%%

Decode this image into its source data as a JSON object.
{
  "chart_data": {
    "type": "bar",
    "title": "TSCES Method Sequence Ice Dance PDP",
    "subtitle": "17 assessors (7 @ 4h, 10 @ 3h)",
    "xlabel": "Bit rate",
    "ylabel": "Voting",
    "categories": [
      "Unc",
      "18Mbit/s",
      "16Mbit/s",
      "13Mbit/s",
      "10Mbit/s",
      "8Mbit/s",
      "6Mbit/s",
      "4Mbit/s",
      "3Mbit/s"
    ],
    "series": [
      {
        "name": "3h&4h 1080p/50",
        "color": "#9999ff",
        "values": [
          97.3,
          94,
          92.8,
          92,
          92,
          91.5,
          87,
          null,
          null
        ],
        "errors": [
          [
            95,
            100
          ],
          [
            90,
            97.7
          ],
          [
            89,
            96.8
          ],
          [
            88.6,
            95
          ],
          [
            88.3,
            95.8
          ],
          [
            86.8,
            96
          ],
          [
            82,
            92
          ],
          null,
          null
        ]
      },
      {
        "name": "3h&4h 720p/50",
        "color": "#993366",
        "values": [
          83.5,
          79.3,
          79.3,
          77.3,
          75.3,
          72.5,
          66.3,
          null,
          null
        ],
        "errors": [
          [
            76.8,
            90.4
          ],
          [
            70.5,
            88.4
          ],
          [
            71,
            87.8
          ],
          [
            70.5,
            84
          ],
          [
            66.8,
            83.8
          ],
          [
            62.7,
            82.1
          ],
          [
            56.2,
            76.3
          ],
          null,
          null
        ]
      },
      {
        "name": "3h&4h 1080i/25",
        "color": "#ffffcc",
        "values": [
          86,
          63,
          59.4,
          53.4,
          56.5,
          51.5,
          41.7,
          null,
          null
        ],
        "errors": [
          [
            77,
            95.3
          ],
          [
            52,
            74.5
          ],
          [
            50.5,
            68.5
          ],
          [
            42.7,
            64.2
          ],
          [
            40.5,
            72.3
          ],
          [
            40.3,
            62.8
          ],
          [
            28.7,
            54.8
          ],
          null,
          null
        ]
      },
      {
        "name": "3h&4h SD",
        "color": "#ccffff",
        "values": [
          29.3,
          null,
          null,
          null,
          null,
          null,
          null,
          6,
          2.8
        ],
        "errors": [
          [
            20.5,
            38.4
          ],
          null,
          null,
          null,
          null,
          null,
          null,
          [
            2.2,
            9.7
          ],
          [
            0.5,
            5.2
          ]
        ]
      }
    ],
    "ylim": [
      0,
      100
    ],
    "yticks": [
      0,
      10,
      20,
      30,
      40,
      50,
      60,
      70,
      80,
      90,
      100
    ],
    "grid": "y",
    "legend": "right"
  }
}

%%

* _AIM_
Look over the listing. Pull out every line with the string "color" in it.

* _RESPONSE_
        "color": "#9999ff",
        "color": "#993366",
        "color": "#ffffcc",
        "color": "#ccffff",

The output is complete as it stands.